* begin Exercise material *

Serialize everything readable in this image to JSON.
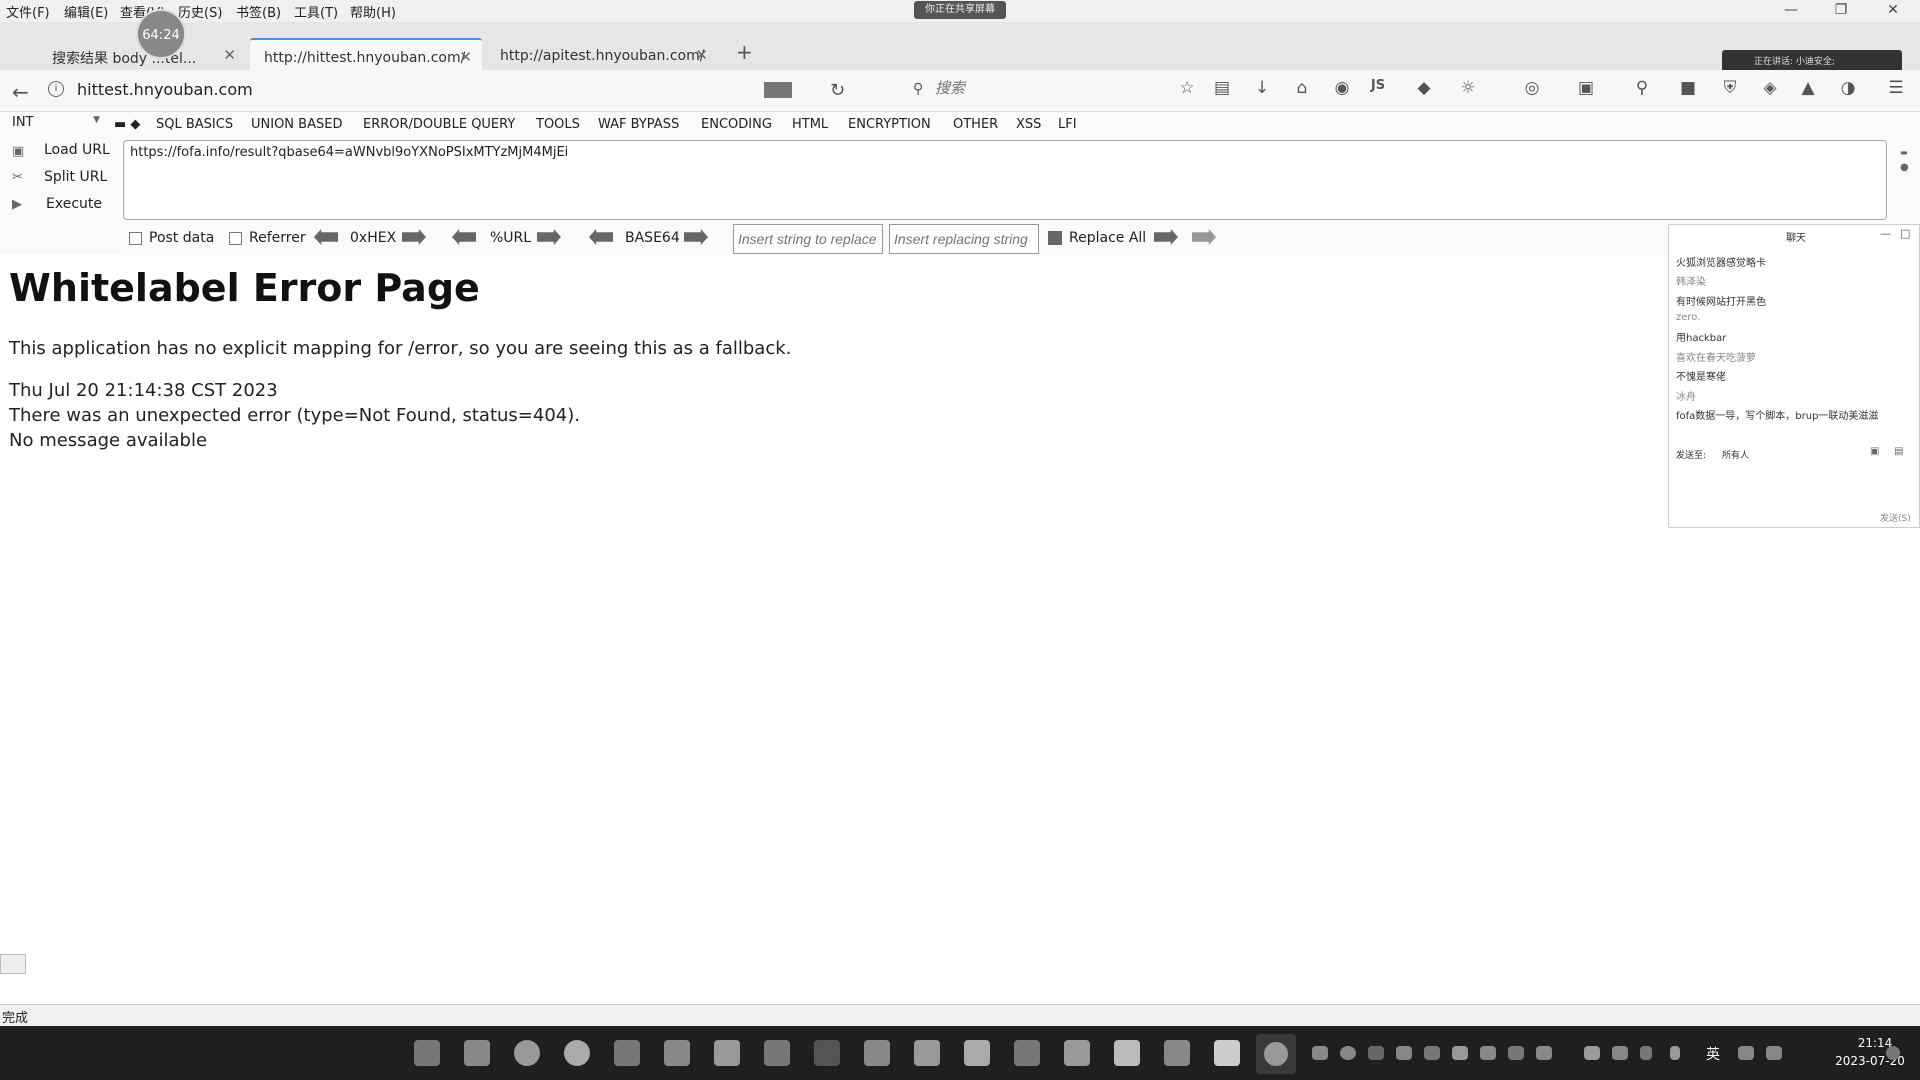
{
  "menu": [
    "文件(F)",
    "编辑(E)",
    "查看(V)",
    "历史(S)",
    "书签(B)",
    "工具(T)",
    "帮助(H)"
  ],
  "share_badge": "你正在共享屏幕",
  "timer": "64:24",
  "tabs": [
    {
      "label": "搜索结果 body ...tel..."
    },
    {
      "label": "http://hittest.hnyouban.com/"
    },
    {
      "label": "http://apitest.hnyouban.com/"
    }
  ],
  "speaking": "正在讲话: 小迪安全;",
  "nav": {
    "url": "hittest.hnyouban.com",
    "search_placeholder": "搜索"
  },
  "hackbar": {
    "type_select": "INT",
    "menus": [
      "SQL BASICS",
      "UNION BASED",
      "ERROR/DOUBLE QUERY",
      "TOOLS",
      "WAF BYPASS",
      "ENCODING",
      "HTML",
      "ENCRYPTION",
      "OTHER",
      "XSS",
      "LFI"
    ],
    "load_url": "Load URL",
    "split_url": "Split URL",
    "execute": "Execute",
    "url_value": "https://fofa.info/result?qbase64=aWNvbl9oYXNoPSIxMTYzMjM4MjEi",
    "post_data": "Post data",
    "referrer": "Referrer",
    "hex": "0xHEX",
    "urlenc": "%URL",
    "base64": "BASE64",
    "insert_replace_placeholder": "Insert string to replace",
    "insert_replacing_placeholder": "Insert replacing string",
    "replace_all": "Replace All"
  },
  "page": {
    "title": "Whitelabel Error Page",
    "line1": "This application has no explicit mapping for /error, so you are seeing this as a fallback.",
    "line2": "Thu Jul 20 21:14:38 CST 2023",
    "line3": "There was an unexpected error (type=Not Found, status=404).",
    "line4": "No message available"
  },
  "chat": {
    "title": "聊天",
    "messages": [
      {
        "text": "火狐浏览器感觉略卡"
      },
      {
        "text": "韩泽染"
      },
      {
        "text": "有时候网站打开黑色"
      },
      {
        "text": "zero."
      },
      {
        "text": "用hackbar"
      },
      {
        "text": "喜欢在春天吃菠萝"
      },
      {
        "text": "不愧是寒佬"
      },
      {
        "text": "冰舟"
      },
      {
        "text": "fofa数据一导，写个脚本，brup一联动美滋滋"
      }
    ],
    "send_to_label": "发送至:",
    "send_to_value": "所有人",
    "send_button": "发送(S)"
  },
  "status": "完成",
  "taskbar": {
    "time": "21:14",
    "date": "2023-07-20",
    "ime": "英"
  }
}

* end Exercise material *

Request ->
Repeat each entry exactly. Pictures do not belong in the copy.

Response to the exercise ->
Serialize everything readable in this image to JSON.
{
  "menu": [
    "文件(F)",
    "编辑(E)",
    "查看(V)",
    "历史(S)",
    "书签(B)",
    "工具(T)",
    "帮助(H)"
  ],
  "share_badge": "你正在共享屏幕",
  "timer": "64:24",
  "tabs": [
    {
      "label": "搜索结果 body ...tel..."
    },
    {
      "label": "http://hittest.hnyouban.com/"
    },
    {
      "label": "http://apitest.hnyouban.com/"
    }
  ],
  "speaking": "正在讲话: 小迪安全;",
  "nav": {
    "url": "hittest.hnyouban.com",
    "search_placeholder": "搜索"
  },
  "hackbar": {
    "type_select": "INT",
    "menus": [
      "SQL BASICS",
      "UNION BASED",
      "ERROR/DOUBLE QUERY",
      "TOOLS",
      "WAF BYPASS",
      "ENCODING",
      "HTML",
      "ENCRYPTION",
      "OTHER",
      "XSS",
      "LFI"
    ],
    "load_url": "Load URL",
    "split_url": "Split URL",
    "execute": "Execute",
    "url_value": "https://fofa.info/result?qbase64=aWNvbl9oYXNoPSIxMTYzMjM4MjEi",
    "post_data": "Post data",
    "referrer": "Referrer",
    "hex": "0xHEX",
    "urlenc": "%URL",
    "base64": "BASE64",
    "insert_replace_placeholder": "Insert string to replace",
    "insert_replacing_placeholder": "Insert replacing string",
    "replace_all": "Replace All"
  },
  "page": {
    "title": "Whitelabel Error Page",
    "line1": "This application has no explicit mapping for /error, so you are seeing this as a fallback.",
    "line2": "Thu Jul 20 21:14:38 CST 2023",
    "line3": "There was an unexpected error (type=Not Found, status=404).",
    "line4": "No message available"
  },
  "chat": {
    "title": "聊天",
    "messages": [
      {
        "text": "火狐浏览器感觉略卡"
      },
      {
        "text": "韩泽染"
      },
      {
        "text": "有时候网站打开黑色"
      },
      {
        "text": "zero."
      },
      {
        "text": "用hackbar"
      },
      {
        "text": "喜欢在春天吃菠萝"
      },
      {
        "text": "不愧是寒佬"
      },
      {
        "text": "冰舟"
      },
      {
        "text": "fofa数据一导，写个脚本，brup一联动美滋滋"
      }
    ],
    "send_to_label": "发送至:",
    "send_to_value": "所有人",
    "send_button": "发送(S)"
  },
  "status": "完成",
  "taskbar": {
    "time": "21:14",
    "date": "2023-07-20",
    "ime": "英"
  }
}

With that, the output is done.